## TASK INSTRUCTIONS:
Extract and list every line that contains the word "sports".

[Collected data entries]
* Start *
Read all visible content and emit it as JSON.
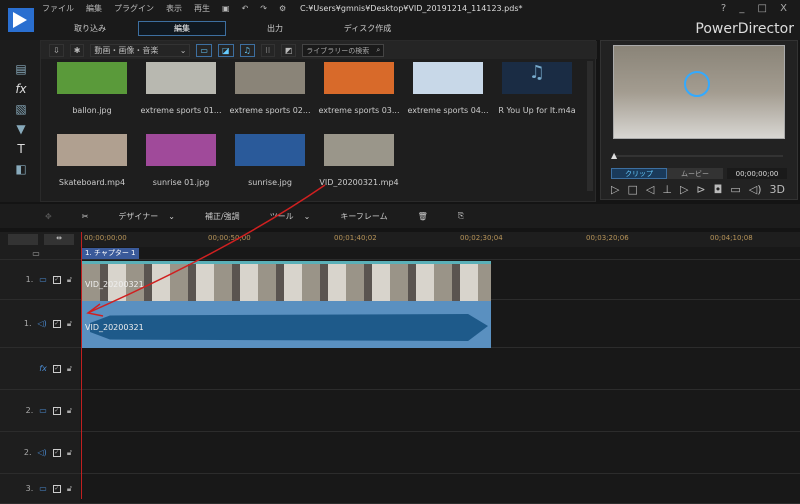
{
  "menu": [
    "ファイル",
    "編集",
    "プラグイン",
    "表示",
    "再生"
  ],
  "title": "C:¥Users¥gmnis¥Desktop¥VID_20191214_114123.pds*",
  "window_controls": "? _ □ X",
  "tabs": [
    "取り込み",
    "編集",
    "出力",
    "ディスク作成"
  ],
  "brand": "PowerDirector",
  "library": {
    "filter": "動画・画像・音楽",
    "search_placeholder": "ライブラリーの検索",
    "items": [
      {
        "label": "ballon.jpg",
        "color": "#5a9a3a"
      },
      {
        "label": "extreme sports 01...",
        "color": "#b8b8b0"
      },
      {
        "label": "extreme sports 02...",
        "color": "#8a8478"
      },
      {
        "label": "extreme sports 03...",
        "color": "#d86a2a"
      },
      {
        "label": "extreme sports 04...",
        "color": "#c8d8e8"
      },
      {
        "label": "R You Up for It.m4a",
        "color": "#1a2c44"
      },
      {
        "label": "Skateboard.mp4",
        "color": "#b0a090"
      },
      {
        "label": "sunrise 01.jpg",
        "color": "#a04a9a"
      },
      {
        "label": "sunrise.jpg",
        "color": "#2a5a9a"
      },
      {
        "label": "VID_20200321.mp4",
        "color": "#9a968a"
      }
    ]
  },
  "preview": {
    "clip": "クリップ",
    "movie": "ムービー",
    "timecode": "00;00;00;00",
    "btn_3d": "3D"
  },
  "edit_toolbar": {
    "designer": "デザイナー",
    "fix": "補正/強調",
    "tools": "ツール",
    "keyframe": "キーフレーム"
  },
  "ruler": [
    "00;00;00;00",
    "00;00;50;00",
    "00;01;40;02",
    "00;02;30;04",
    "00;03;20;06",
    "00;04;10;08"
  ],
  "chapter": "1. チャプター 1",
  "tracks": [
    {
      "num": "1.",
      "type": "video"
    },
    {
      "num": "1.",
      "type": "audio"
    },
    {
      "num": "",
      "type": "fx"
    },
    {
      "num": "2.",
      "type": "video"
    },
    {
      "num": "2.",
      "type": "audio"
    },
    {
      "num": "3.",
      "type": "video"
    }
  ],
  "clip": {
    "video_label": "VID_20200321",
    "audio_label": "VID_20200321"
  }
}
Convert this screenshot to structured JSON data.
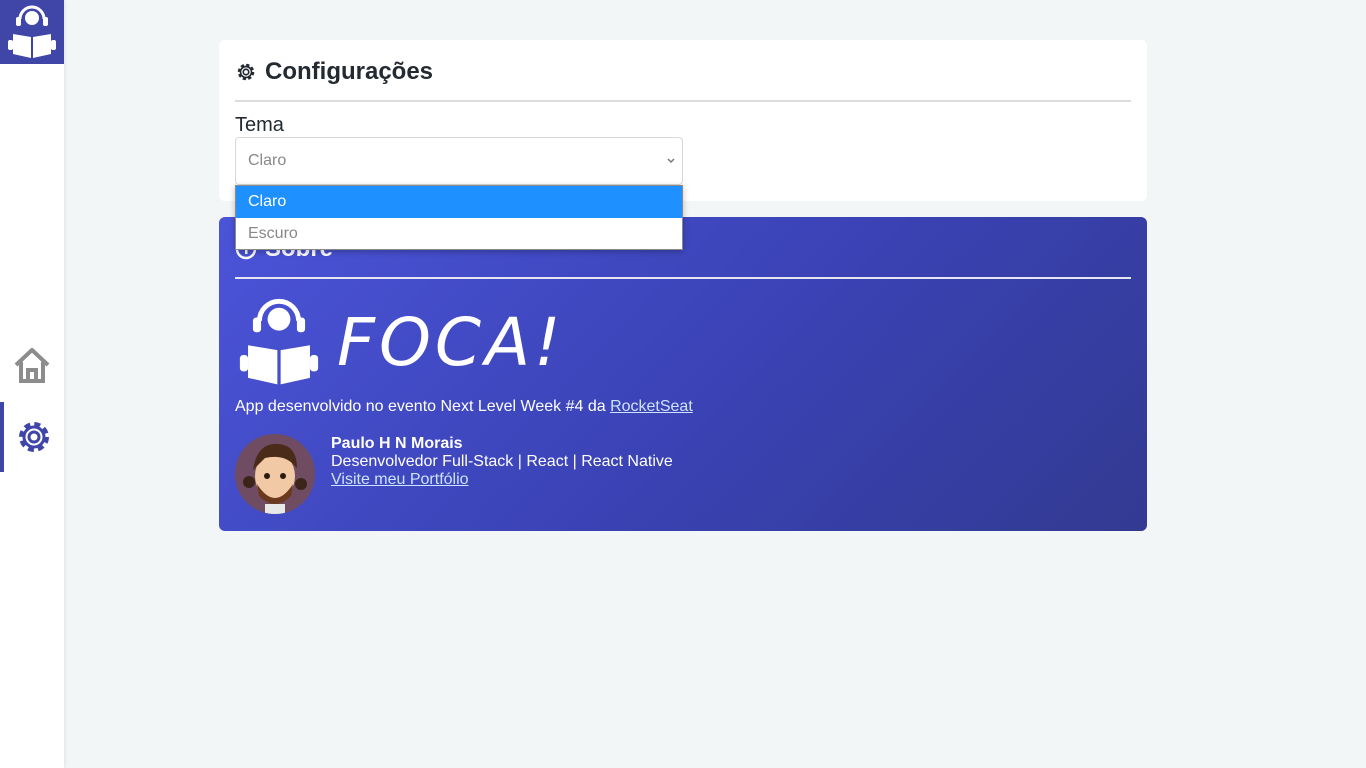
{
  "sidebar": {
    "logo_icon": "book-reader-icon",
    "items": [
      {
        "icon": "home-icon",
        "active": false
      },
      {
        "icon": "gear-icon",
        "active": true
      }
    ]
  },
  "config": {
    "title": "Configurações",
    "icon": "gear-icon",
    "theme_label": "Tema",
    "theme_value": "Claro",
    "theme_options": [
      "Claro",
      "Escuro"
    ]
  },
  "about": {
    "title": "Sobre",
    "brand": "FOCA!",
    "desc_prefix": "App desenvolvido no evento Next Level Week #4 da ",
    "desc_link": "RocketSeat",
    "author_name": "Paulo H N Morais",
    "author_role": "Desenvolvedor Full-Stack | React | React Native",
    "portfolio_link": "Visite meu Portfólio"
  },
  "colors": {
    "accent": "#3f46a8",
    "option_highlight": "#1e90ff",
    "background": "#f2f6f6"
  }
}
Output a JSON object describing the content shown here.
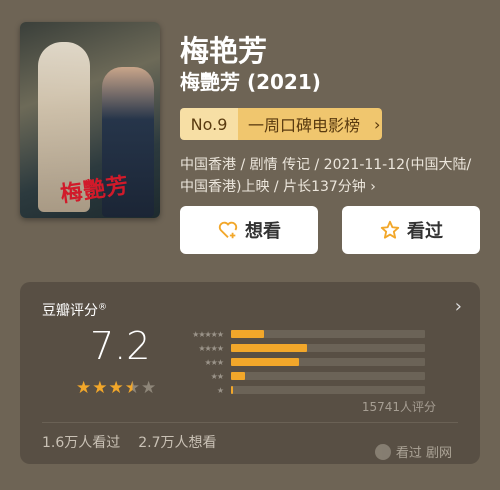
{
  "movie": {
    "title": "梅艳芳",
    "subtitle": "梅艷芳 (2021)",
    "poster_title": "梅艷芳",
    "rank": {
      "no": "No.9",
      "list": "一周口碑电影榜",
      "arrow": "›"
    },
    "meta": "中国香港 / 剧情 传记 / 2021-11-12(中国大陆/中国香港)上映 / 片长137分钟 ›"
  },
  "actions": {
    "want_label": "想看",
    "seen_label": "看过"
  },
  "rating": {
    "heading": "豆瓣评分",
    "mark": "®",
    "arrow": "›",
    "score": "7.2",
    "stars_value": 3.5,
    "distribution": [
      0.17,
      0.39,
      0.35,
      0.07,
      0.01
    ],
    "count": "15741人评分",
    "seen": "1.6万人看过",
    "want": "2.7万人想看"
  },
  "colors": {
    "accent": "#f2a72a",
    "rank_bg": "#f0c66e"
  },
  "watermark": {
    "label": "看过 剧网"
  }
}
* End *
## COMPLETE RESPONSE:
        "label": "extreme sports 01...",
        "label": "extreme sports 02...",
        "label": "extreme sports 03...",
        "label": "extreme sports 04...",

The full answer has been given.